━━━━━ DATASET

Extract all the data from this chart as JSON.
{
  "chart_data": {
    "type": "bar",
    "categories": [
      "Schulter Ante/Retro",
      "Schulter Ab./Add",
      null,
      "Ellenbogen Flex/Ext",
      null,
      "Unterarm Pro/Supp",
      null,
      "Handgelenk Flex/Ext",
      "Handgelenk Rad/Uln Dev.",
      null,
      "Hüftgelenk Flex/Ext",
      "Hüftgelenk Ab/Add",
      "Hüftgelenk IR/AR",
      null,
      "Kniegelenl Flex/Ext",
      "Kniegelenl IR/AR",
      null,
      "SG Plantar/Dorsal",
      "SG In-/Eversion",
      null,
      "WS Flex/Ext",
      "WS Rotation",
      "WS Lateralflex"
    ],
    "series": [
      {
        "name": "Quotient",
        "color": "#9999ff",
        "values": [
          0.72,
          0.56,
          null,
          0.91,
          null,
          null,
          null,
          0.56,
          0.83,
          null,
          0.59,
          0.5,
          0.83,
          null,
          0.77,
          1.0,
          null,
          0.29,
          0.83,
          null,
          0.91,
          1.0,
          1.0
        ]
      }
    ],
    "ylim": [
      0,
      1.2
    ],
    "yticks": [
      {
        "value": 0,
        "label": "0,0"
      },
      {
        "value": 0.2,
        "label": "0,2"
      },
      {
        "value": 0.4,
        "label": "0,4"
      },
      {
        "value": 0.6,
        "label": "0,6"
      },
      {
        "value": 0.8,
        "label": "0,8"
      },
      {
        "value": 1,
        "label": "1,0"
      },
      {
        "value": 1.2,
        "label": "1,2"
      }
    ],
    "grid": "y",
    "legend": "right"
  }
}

━━━━━━━━━━

**GIVEN TASK**:
Return each line of the data that contains the string "Schulter".

**TASK ANSWER**:
      "Schulter Ante/Retro",
      "Schulter Ab./Add",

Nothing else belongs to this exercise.